**PROMPT:** Copy all lines that contain the word "Where".

* Begin STORED RECORDS *

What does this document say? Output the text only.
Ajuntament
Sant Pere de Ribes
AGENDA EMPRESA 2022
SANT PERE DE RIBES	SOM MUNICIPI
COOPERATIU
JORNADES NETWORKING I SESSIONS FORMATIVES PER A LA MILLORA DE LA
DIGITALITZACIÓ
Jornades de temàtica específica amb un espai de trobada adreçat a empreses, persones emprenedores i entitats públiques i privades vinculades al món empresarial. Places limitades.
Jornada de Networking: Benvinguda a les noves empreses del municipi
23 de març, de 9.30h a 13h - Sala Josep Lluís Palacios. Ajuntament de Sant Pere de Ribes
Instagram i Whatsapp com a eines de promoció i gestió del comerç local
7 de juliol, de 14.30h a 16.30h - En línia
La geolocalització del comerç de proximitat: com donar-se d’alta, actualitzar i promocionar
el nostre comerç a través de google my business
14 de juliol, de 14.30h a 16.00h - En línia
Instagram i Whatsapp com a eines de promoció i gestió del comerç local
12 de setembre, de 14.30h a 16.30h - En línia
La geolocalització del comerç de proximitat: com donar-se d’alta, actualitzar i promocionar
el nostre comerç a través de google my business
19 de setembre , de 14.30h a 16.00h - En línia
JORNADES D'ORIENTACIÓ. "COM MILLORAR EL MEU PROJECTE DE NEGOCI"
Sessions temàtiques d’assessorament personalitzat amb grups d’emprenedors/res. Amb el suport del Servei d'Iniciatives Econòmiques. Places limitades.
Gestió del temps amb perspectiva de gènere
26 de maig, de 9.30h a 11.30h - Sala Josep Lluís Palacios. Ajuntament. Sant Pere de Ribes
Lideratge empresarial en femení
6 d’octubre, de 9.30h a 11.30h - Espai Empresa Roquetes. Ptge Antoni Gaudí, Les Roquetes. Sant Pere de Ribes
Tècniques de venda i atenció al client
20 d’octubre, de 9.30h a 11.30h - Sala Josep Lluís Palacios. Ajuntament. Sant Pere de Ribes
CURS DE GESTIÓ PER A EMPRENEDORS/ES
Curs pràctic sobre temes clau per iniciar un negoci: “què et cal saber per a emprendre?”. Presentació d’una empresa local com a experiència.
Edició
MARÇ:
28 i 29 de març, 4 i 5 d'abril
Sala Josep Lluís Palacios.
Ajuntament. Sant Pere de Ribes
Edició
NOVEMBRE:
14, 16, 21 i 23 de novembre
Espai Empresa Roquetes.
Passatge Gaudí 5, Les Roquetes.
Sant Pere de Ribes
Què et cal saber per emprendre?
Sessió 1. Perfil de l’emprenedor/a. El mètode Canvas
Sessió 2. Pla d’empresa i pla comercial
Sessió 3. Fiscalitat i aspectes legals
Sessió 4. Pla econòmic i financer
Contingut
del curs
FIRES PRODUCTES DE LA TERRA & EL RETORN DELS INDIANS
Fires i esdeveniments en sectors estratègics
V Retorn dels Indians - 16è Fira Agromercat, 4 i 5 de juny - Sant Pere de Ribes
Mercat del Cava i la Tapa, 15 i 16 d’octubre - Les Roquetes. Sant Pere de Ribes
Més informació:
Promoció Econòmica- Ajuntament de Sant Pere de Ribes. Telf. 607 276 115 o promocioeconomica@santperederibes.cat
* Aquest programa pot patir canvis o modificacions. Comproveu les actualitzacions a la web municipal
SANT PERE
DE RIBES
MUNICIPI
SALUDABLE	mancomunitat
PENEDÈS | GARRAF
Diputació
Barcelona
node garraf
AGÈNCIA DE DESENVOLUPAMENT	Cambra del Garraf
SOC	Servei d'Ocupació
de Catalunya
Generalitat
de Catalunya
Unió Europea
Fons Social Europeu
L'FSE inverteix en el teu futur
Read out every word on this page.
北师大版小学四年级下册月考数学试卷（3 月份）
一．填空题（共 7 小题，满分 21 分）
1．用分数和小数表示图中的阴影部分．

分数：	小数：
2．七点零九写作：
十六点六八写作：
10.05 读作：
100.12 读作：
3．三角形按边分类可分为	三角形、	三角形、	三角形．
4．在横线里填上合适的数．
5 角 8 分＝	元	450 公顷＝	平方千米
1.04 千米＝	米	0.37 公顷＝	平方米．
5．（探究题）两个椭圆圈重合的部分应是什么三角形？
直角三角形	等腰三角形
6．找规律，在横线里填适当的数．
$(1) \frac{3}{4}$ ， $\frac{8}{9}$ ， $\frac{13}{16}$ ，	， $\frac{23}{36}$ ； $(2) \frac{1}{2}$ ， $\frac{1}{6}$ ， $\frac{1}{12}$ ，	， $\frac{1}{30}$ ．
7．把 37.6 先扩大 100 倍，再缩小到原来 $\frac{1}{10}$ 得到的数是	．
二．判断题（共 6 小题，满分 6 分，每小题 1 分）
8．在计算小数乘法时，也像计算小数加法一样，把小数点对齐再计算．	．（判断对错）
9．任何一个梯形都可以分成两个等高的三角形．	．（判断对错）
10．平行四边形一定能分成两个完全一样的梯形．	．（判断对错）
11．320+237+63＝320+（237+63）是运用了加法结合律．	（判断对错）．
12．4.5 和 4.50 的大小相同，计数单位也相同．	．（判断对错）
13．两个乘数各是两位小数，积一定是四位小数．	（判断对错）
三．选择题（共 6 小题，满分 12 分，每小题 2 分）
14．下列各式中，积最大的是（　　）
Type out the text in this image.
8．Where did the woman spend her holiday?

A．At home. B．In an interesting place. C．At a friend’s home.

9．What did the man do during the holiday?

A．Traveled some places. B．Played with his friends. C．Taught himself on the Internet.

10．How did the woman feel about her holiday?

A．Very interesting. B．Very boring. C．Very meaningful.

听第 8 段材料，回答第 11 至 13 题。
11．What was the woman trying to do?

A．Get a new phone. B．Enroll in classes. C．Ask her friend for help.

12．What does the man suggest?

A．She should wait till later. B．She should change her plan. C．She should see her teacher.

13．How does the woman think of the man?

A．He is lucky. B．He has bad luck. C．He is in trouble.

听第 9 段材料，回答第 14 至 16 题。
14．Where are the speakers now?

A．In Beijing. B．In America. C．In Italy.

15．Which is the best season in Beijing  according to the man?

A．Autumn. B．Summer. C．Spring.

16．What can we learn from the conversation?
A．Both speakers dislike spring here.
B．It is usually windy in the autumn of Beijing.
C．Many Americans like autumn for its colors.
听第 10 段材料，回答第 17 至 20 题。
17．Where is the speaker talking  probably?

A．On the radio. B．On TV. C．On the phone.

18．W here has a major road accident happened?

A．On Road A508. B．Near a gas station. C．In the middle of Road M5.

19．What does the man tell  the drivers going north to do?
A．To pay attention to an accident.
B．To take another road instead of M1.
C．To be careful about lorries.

* End STORED RECORDS *

**RESULT:**
8．Where did the woman spend her holiday?
14．Where are the speakers now?
17．Where is the speaker talking  probably?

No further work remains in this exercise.